- PROBLEM TO WORK ON: Every line with the word "high" in it should be extracted from the data that follows.

- THE DATA:
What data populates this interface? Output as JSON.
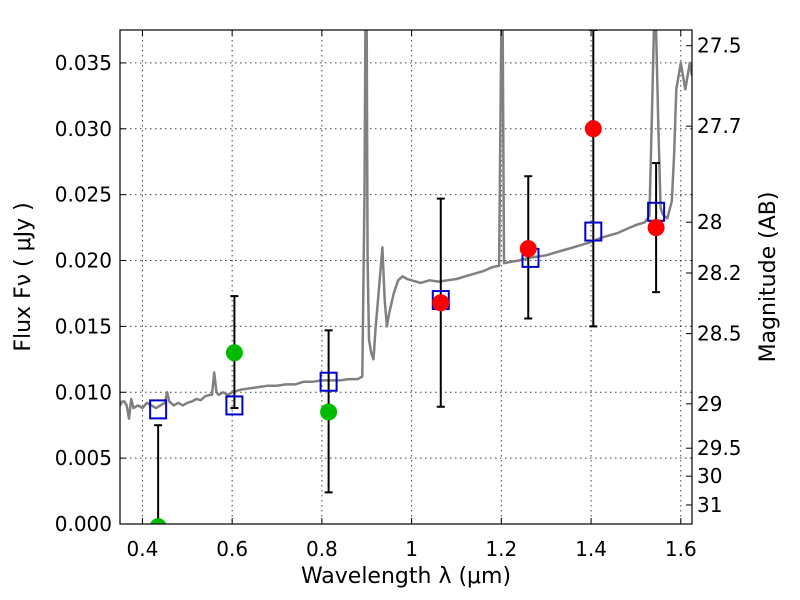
{
  "chart_data": {
    "type": "scatter",
    "title": "",
    "xlabel": "Wavelength  λ (μm)",
    "ylabel": "Flux  Fν  ( μJy )",
    "y2label": "Magnitude (AB)",
    "xlim": [
      0.35,
      1.625
    ],
    "ylim": [
      0.0,
      0.0375
    ],
    "grid": true,
    "legend": "none",
    "x_ticks": [
      {
        "value": 0.4,
        "label": "0.4"
      },
      {
        "value": 0.6,
        "label": "0.6"
      },
      {
        "value": 0.8,
        "label": "0.8"
      },
      {
        "value": 1.0,
        "label": "1"
      },
      {
        "value": 1.2,
        "label": "1.2"
      },
      {
        "value": 1.4,
        "label": "1.4"
      },
      {
        "value": 1.6,
        "label": "1.6"
      }
    ],
    "y_ticks": [
      {
        "value": 0.0,
        "label": "0.000"
      },
      {
        "value": 0.005,
        "label": "0.005"
      },
      {
        "value": 0.01,
        "label": "0.010"
      },
      {
        "value": 0.015,
        "label": "0.015"
      },
      {
        "value": 0.02,
        "label": "0.020"
      },
      {
        "value": 0.025,
        "label": "0.025"
      },
      {
        "value": 0.03,
        "label": "0.030"
      },
      {
        "value": 0.035,
        "label": "0.035"
      }
    ],
    "mag_ticks": [
      {
        "mag": 27.5,
        "label": "27.5"
      },
      {
        "mag": 27.7,
        "label": "27.7"
      },
      {
        "mag": 28.0,
        "label": "28"
      },
      {
        "mag": 28.2,
        "label": "28.2"
      },
      {
        "mag": 28.5,
        "label": "28.5"
      },
      {
        "mag": 29.0,
        "label": "29"
      },
      {
        "mag": 29.5,
        "label": "29.5"
      },
      {
        "mag": 30.0,
        "label": "30"
      },
      {
        "mag": 31.0,
        "label": "31"
      }
    ],
    "series": [
      {
        "kind": "line",
        "color": "#808080",
        "points": [
          [
            0.35,
            0.009
          ],
          [
            0.355,
            0.0093
          ],
          [
            0.36,
            0.0093
          ],
          [
            0.365,
            0.009
          ],
          [
            0.37,
            0.008
          ],
          [
            0.375,
            0.0095
          ],
          [
            0.38,
            0.0088
          ],
          [
            0.39,
            0.009
          ],
          [
            0.4,
            0.0088
          ],
          [
            0.41,
            0.0092
          ],
          [
            0.42,
            0.009
          ],
          [
            0.43,
            0.0088
          ],
          [
            0.44,
            0.009
          ],
          [
            0.45,
            0.0092
          ],
          [
            0.455,
            0.01
          ],
          [
            0.46,
            0.0093
          ],
          [
            0.47,
            0.009
          ],
          [
            0.48,
            0.0092
          ],
          [
            0.49,
            0.009
          ],
          [
            0.5,
            0.0092
          ],
          [
            0.51,
            0.0093
          ],
          [
            0.52,
            0.0095
          ],
          [
            0.53,
            0.0094
          ],
          [
            0.54,
            0.0097
          ],
          [
            0.55,
            0.0098
          ],
          [
            0.555,
            0.0098
          ],
          [
            0.56,
            0.0115
          ],
          [
            0.565,
            0.01
          ],
          [
            0.57,
            0.0098
          ],
          [
            0.58,
            0.01
          ],
          [
            0.59,
            0.0098
          ],
          [
            0.6,
            0.01
          ],
          [
            0.62,
            0.0102
          ],
          [
            0.64,
            0.0103
          ],
          [
            0.66,
            0.0104
          ],
          [
            0.68,
            0.0105
          ],
          [
            0.7,
            0.0105
          ],
          [
            0.72,
            0.0106
          ],
          [
            0.74,
            0.0106
          ],
          [
            0.76,
            0.0108
          ],
          [
            0.78,
            0.0108
          ],
          [
            0.8,
            0.0109
          ],
          [
            0.82,
            0.0109
          ],
          [
            0.84,
            0.0109
          ],
          [
            0.86,
            0.011
          ],
          [
            0.88,
            0.011
          ],
          [
            0.89,
            0.0112
          ],
          [
            0.895,
            0.025
          ],
          [
            0.897,
            0.0375
          ],
          [
            0.9,
            0.0375
          ],
          [
            0.902,
            0.02
          ],
          [
            0.905,
            0.014
          ],
          [
            0.91,
            0.013
          ],
          [
            0.915,
            0.0125
          ],
          [
            0.92,
            0.015
          ],
          [
            0.925,
            0.017
          ],
          [
            0.93,
            0.019
          ],
          [
            0.935,
            0.021
          ],
          [
            0.94,
            0.017
          ],
          [
            0.945,
            0.015
          ],
          [
            0.95,
            0.016
          ],
          [
            0.96,
            0.0175
          ],
          [
            0.97,
            0.0185
          ],
          [
            0.98,
            0.0188
          ],
          [
            0.99,
            0.0186
          ],
          [
            1.0,
            0.0185
          ],
          [
            1.02,
            0.0183
          ],
          [
            1.04,
            0.0185
          ],
          [
            1.06,
            0.0184
          ],
          [
            1.08,
            0.0185
          ],
          [
            1.1,
            0.0186
          ],
          [
            1.12,
            0.0188
          ],
          [
            1.14,
            0.019
          ],
          [
            1.16,
            0.0192
          ],
          [
            1.18,
            0.0195
          ],
          [
            1.195,
            0.0196
          ],
          [
            1.2,
            0.0375
          ],
          [
            1.203,
            0.0375
          ],
          [
            1.206,
            0.0198
          ],
          [
            1.22,
            0.0199
          ],
          [
            1.24,
            0.02
          ],
          [
            1.26,
            0.0202
          ],
          [
            1.28,
            0.0203
          ],
          [
            1.3,
            0.0204
          ],
          [
            1.32,
            0.0206
          ],
          [
            1.34,
            0.0208
          ],
          [
            1.36,
            0.021
          ],
          [
            1.38,
            0.0212
          ],
          [
            1.4,
            0.0214
          ],
          [
            1.42,
            0.0217
          ],
          [
            1.44,
            0.0219
          ],
          [
            1.46,
            0.0221
          ],
          [
            1.48,
            0.0224
          ],
          [
            1.5,
            0.0227
          ],
          [
            1.52,
            0.0229
          ],
          [
            1.53,
            0.0234
          ],
          [
            1.535,
            0.03
          ],
          [
            1.54,
            0.0375
          ],
          [
            1.545,
            0.0375
          ],
          [
            1.55,
            0.03
          ],
          [
            1.555,
            0.024
          ],
          [
            1.56,
            0.0235
          ],
          [
            1.57,
            0.0232
          ],
          [
            1.58,
            0.0245
          ],
          [
            1.585,
            0.028
          ],
          [
            1.59,
            0.033
          ],
          [
            1.6,
            0.035
          ],
          [
            1.61,
            0.033
          ],
          [
            1.62,
            0.035
          ],
          [
            1.625,
            0.034
          ]
        ]
      },
      {
        "kind": "square-markers",
        "color": "#0000cc",
        "points": [
          [
            0.435,
            0.0087
          ],
          [
            0.605,
            0.009
          ],
          [
            0.815,
            0.0108
          ],
          [
            1.065,
            0.017
          ],
          [
            1.265,
            0.0202
          ],
          [
            1.405,
            0.0222
          ],
          [
            1.545,
            0.0237
          ]
        ]
      },
      {
        "kind": "circle-markers",
        "color": "#00bb00",
        "points": [
          [
            0.435,
            -0.0002
          ],
          [
            0.605,
            0.013
          ],
          [
            0.815,
            0.0085
          ]
        ]
      },
      {
        "kind": "circle-markers",
        "color": "#ff0000",
        "points": [
          [
            1.065,
            0.0168
          ],
          [
            1.26,
            0.0209
          ],
          [
            1.405,
            0.03
          ],
          [
            1.545,
            0.0225
          ]
        ]
      }
    ],
    "error_bars": [
      {
        "x": 0.435,
        "low": 0.0,
        "high": 0.0075
      },
      {
        "x": 0.605,
        "low": 0.0088,
        "high": 0.0173
      },
      {
        "x": 0.815,
        "low": 0.0024,
        "high": 0.0147
      },
      {
        "x": 1.065,
        "low": 0.0089,
        "high": 0.0247
      },
      {
        "x": 1.26,
        "low": 0.0156,
        "high": 0.0264
      },
      {
        "x": 1.405,
        "low": 0.015,
        "high": 0.0375
      },
      {
        "x": 1.545,
        "low": 0.0176,
        "high": 0.0274
      }
    ]
  }
}
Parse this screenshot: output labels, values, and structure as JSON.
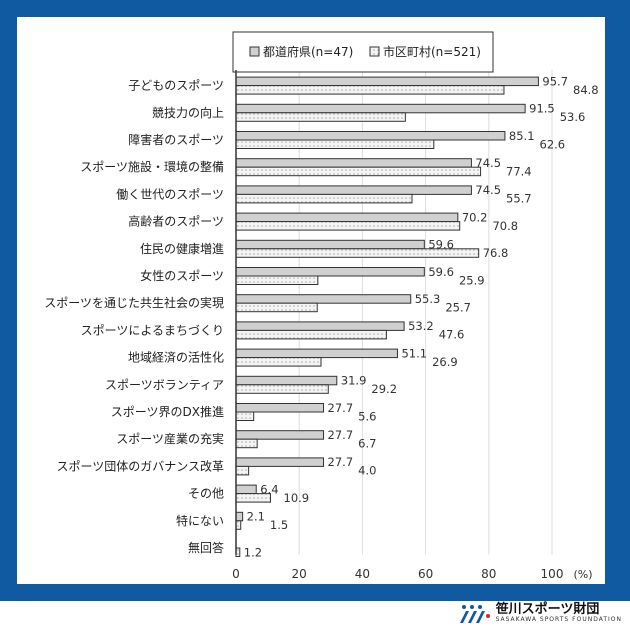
{
  "chart_data": {
    "type": "bar",
    "orientation": "horizontal",
    "categories": [
      "子どものスポーツ",
      "競技力の向上",
      "障害者のスポーツ",
      "スポーツ施設・環境の整備",
      "働く世代のスポーツ",
      "高齢者のスポーツ",
      "住民の健康増進",
      "女性のスポーツ",
      "スポーツを通じた共生社会の実現",
      "スポーツによるまちづくり",
      "地域経済の活性化",
      "スポーツボランティア",
      "スポーツ界のDX推進",
      "スポーツ産業の充実",
      "スポーツ団体のガバナンス改革",
      "その他",
      "特にない",
      "無回答"
    ],
    "series": [
      {
        "name": "都道府県(n=47)",
        "color": "#d0d0d0",
        "pattern": "solid",
        "values": [
          95.7,
          91.5,
          85.1,
          74.5,
          74.5,
          70.2,
          59.6,
          59.6,
          55.3,
          53.2,
          51.1,
          31.9,
          27.7,
          27.7,
          27.7,
          6.4,
          2.1,
          null
        ]
      },
      {
        "name": "市区町村(n=521)",
        "color": "#f2f2f2",
        "pattern": "dotted",
        "values": [
          84.8,
          53.6,
          62.6,
          77.4,
          55.7,
          70.8,
          76.8,
          25.9,
          25.7,
          47.6,
          26.9,
          29.2,
          5.6,
          6.7,
          4.0,
          10.9,
          1.5,
          1.2
        ]
      }
    ],
    "xlim": [
      0,
      100
    ],
    "xticks": [
      "0",
      "20",
      "40",
      "60",
      "80",
      "100"
    ],
    "xunit": "(%)",
    "grid": "vertical",
    "legend": "top"
  },
  "footer": {
    "logo_jp": "笹川スポーツ財団",
    "logo_en": "SASAKAWA SPORTS FOUNDATION"
  }
}
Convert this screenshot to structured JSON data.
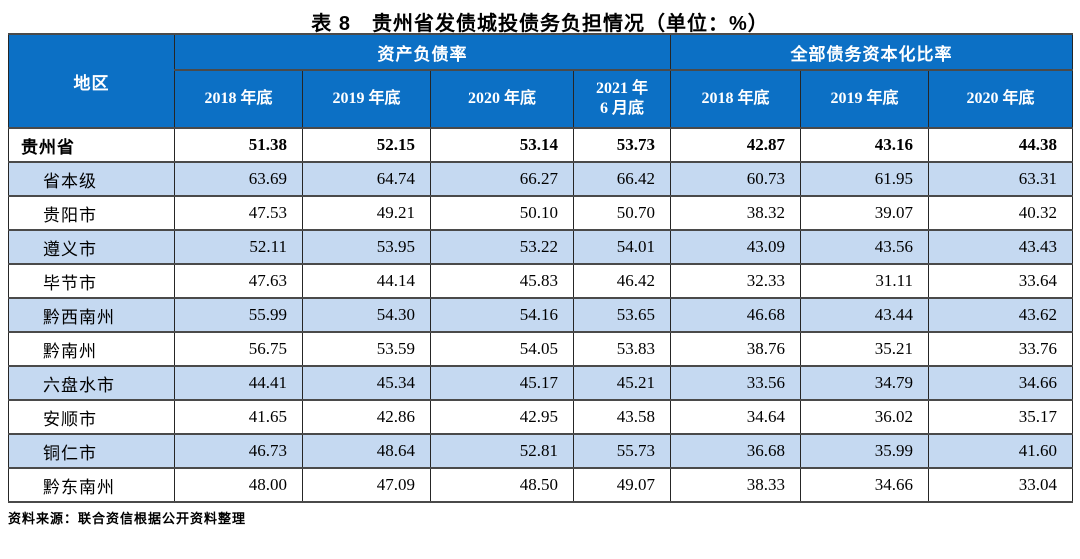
{
  "title": "表 8　贵州省发债城投债务负担情况（单位：%）",
  "table": {
    "region_header": "地区",
    "group1": {
      "label": "资产负债率",
      "years": [
        "2018 年底",
        "2019 年底",
        "2020 年底",
        "2021 年\n6 月底"
      ]
    },
    "group2": {
      "label": "全部债务资本化比率",
      "years": [
        "2018 年底",
        "2019 年底",
        "2020 年底"
      ]
    },
    "rows": [
      {
        "region": "贵州省",
        "indent": false,
        "bold": true,
        "alt": false,
        "values": [
          "51.38",
          "52.15",
          "53.14",
          "53.73",
          "42.87",
          "43.16",
          "44.38"
        ]
      },
      {
        "region": "省本级",
        "indent": true,
        "bold": false,
        "alt": true,
        "values": [
          "63.69",
          "64.74",
          "66.27",
          "66.42",
          "60.73",
          "61.95",
          "63.31"
        ]
      },
      {
        "region": "贵阳市",
        "indent": true,
        "bold": false,
        "alt": false,
        "values": [
          "47.53",
          "49.21",
          "50.10",
          "50.70",
          "38.32",
          "39.07",
          "40.32"
        ]
      },
      {
        "region": "遵义市",
        "indent": true,
        "bold": false,
        "alt": true,
        "values": [
          "52.11",
          "53.95",
          "53.22",
          "54.01",
          "43.09",
          "43.56",
          "43.43"
        ]
      },
      {
        "region": "毕节市",
        "indent": true,
        "bold": false,
        "alt": false,
        "values": [
          "47.63",
          "44.14",
          "45.83",
          "46.42",
          "32.33",
          "31.11",
          "33.64"
        ]
      },
      {
        "region": "黔西南州",
        "indent": true,
        "bold": false,
        "alt": true,
        "values": [
          "55.99",
          "54.30",
          "54.16",
          "53.65",
          "46.68",
          "43.44",
          "43.62"
        ]
      },
      {
        "region": "黔南州",
        "indent": true,
        "bold": false,
        "alt": false,
        "values": [
          "56.75",
          "53.59",
          "54.05",
          "53.83",
          "38.76",
          "35.21",
          "33.76"
        ]
      },
      {
        "region": "六盘水市",
        "indent": true,
        "bold": false,
        "alt": true,
        "values": [
          "44.41",
          "45.34",
          "45.17",
          "45.21",
          "33.56",
          "34.79",
          "34.66"
        ]
      },
      {
        "region": "安顺市",
        "indent": true,
        "bold": false,
        "alt": false,
        "values": [
          "41.65",
          "42.86",
          "42.95",
          "43.58",
          "34.64",
          "36.02",
          "35.17"
        ]
      },
      {
        "region": "铜仁市",
        "indent": true,
        "bold": false,
        "alt": true,
        "values": [
          "46.73",
          "48.64",
          "52.81",
          "55.73",
          "36.68",
          "35.99",
          "41.60"
        ]
      },
      {
        "region": "黔东南州",
        "indent": true,
        "bold": false,
        "alt": false,
        "values": [
          "48.00",
          "47.09",
          "48.50",
          "49.07",
          "38.33",
          "34.66",
          "33.04"
        ]
      }
    ]
  },
  "footer": {
    "source": "资料来源：联合资信根据公开资料整理"
  },
  "colors": {
    "header_bg": "#0c70c5",
    "header_text": "#ffffff",
    "alt_row_bg": "#c5d9f1",
    "border": "#262626"
  }
}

- TASK RESPONSE:
        "high": 0.0075
        "high": 0.0173
        "high": 0.0147
        "high": 0.0247
        "high": 0.0264
        "high": 0.0375
        "high": 0.0274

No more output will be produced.